[Collection entries]
--- START ---
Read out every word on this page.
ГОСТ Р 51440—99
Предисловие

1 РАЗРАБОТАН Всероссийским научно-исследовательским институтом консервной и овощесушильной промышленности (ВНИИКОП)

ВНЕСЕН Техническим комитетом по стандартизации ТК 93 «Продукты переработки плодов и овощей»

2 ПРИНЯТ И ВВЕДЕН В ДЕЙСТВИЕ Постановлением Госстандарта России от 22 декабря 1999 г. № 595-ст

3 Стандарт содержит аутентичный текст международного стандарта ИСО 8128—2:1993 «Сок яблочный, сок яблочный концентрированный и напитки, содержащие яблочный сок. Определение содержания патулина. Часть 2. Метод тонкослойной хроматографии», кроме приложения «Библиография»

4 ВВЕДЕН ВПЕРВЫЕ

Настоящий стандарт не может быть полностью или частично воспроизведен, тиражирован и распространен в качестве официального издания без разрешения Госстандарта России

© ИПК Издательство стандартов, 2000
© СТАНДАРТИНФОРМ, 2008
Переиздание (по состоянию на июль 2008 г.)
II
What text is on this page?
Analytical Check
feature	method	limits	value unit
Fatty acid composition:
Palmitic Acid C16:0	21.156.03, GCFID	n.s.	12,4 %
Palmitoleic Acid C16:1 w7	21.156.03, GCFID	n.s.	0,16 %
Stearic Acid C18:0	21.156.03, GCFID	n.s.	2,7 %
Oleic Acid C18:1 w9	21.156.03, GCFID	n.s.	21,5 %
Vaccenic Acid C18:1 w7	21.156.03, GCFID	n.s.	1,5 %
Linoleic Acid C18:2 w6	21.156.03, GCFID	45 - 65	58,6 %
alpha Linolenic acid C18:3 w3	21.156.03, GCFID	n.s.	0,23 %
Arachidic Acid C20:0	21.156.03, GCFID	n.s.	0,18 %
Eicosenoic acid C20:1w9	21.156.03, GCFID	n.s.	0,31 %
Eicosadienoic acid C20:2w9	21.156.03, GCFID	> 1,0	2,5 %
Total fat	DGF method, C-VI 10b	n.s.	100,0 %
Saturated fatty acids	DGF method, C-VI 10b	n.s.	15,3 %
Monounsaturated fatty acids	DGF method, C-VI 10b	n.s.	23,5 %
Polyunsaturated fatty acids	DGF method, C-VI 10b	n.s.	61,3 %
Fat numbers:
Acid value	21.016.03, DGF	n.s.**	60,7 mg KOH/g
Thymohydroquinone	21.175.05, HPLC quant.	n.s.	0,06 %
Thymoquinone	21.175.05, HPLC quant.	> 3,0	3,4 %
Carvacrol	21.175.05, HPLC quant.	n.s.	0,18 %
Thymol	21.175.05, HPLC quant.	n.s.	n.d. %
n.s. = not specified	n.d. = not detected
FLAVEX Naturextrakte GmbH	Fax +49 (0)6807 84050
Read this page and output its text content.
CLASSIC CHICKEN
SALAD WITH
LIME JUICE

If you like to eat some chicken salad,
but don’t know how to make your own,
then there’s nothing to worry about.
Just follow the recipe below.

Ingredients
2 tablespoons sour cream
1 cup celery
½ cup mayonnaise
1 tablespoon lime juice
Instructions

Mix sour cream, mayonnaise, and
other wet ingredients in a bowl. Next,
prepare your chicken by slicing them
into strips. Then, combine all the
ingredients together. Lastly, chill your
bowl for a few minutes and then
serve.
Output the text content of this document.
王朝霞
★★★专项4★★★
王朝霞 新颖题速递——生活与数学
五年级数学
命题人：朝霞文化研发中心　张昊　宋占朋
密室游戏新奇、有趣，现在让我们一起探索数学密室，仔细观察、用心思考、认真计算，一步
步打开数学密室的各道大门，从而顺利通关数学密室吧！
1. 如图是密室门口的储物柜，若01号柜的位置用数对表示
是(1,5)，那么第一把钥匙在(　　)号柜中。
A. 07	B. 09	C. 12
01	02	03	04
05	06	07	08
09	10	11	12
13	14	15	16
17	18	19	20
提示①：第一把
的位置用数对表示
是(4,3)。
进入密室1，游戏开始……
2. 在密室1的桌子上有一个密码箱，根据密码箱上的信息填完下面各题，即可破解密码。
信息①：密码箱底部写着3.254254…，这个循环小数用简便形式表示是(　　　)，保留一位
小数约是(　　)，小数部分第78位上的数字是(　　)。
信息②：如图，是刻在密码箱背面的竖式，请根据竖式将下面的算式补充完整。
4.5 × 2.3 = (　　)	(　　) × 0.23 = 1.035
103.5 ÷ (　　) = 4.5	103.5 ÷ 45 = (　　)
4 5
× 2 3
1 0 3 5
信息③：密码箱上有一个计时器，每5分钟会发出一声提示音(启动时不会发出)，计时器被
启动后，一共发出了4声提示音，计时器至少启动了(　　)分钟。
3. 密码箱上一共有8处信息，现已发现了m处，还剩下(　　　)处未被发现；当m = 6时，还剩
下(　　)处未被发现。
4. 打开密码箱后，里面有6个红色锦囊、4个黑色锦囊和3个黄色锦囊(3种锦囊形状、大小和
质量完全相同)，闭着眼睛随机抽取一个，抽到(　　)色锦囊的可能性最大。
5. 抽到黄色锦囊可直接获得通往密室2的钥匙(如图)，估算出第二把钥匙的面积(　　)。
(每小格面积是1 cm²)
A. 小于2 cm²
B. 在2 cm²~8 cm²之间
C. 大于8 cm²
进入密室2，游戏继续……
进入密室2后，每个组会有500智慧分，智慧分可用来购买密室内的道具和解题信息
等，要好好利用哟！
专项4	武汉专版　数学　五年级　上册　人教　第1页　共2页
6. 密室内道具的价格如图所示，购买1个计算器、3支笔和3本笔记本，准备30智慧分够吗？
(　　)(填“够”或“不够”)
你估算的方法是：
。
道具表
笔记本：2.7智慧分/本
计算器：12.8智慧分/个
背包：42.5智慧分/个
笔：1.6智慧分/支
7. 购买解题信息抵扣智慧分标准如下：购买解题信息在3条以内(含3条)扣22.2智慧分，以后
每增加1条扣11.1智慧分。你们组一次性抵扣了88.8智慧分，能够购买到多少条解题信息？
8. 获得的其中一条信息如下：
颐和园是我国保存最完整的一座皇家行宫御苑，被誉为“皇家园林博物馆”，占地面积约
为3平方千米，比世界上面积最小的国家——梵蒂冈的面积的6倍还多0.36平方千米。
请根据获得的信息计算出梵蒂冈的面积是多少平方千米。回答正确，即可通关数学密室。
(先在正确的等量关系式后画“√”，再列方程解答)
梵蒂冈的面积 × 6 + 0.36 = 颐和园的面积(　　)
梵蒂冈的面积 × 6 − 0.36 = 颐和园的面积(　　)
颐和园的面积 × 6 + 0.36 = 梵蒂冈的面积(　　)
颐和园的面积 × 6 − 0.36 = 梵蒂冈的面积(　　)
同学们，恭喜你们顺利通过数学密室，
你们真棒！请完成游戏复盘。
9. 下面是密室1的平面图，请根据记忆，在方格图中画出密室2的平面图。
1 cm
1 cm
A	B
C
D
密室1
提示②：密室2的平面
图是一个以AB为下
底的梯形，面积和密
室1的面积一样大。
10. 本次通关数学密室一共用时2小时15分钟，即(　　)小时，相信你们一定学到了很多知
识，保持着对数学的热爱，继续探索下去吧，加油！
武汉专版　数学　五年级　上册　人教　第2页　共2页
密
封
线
--- END ---
## Your objective
Reproduce each line from the records that contains the word "颐和园的面积".

## Exercise answer
梵蒂冈的面积 × 6 + 0.36 = 颐和园的面积(　　)
梵蒂冈的面积 × 6 − 0.36 = 颐和园的面积(　　)
颐和园的面积 × 6 + 0.36 = 梵蒂冈的面积(　　)
颐和园的面积 × 6 − 0.36 = 梵蒂冈的面积(　　)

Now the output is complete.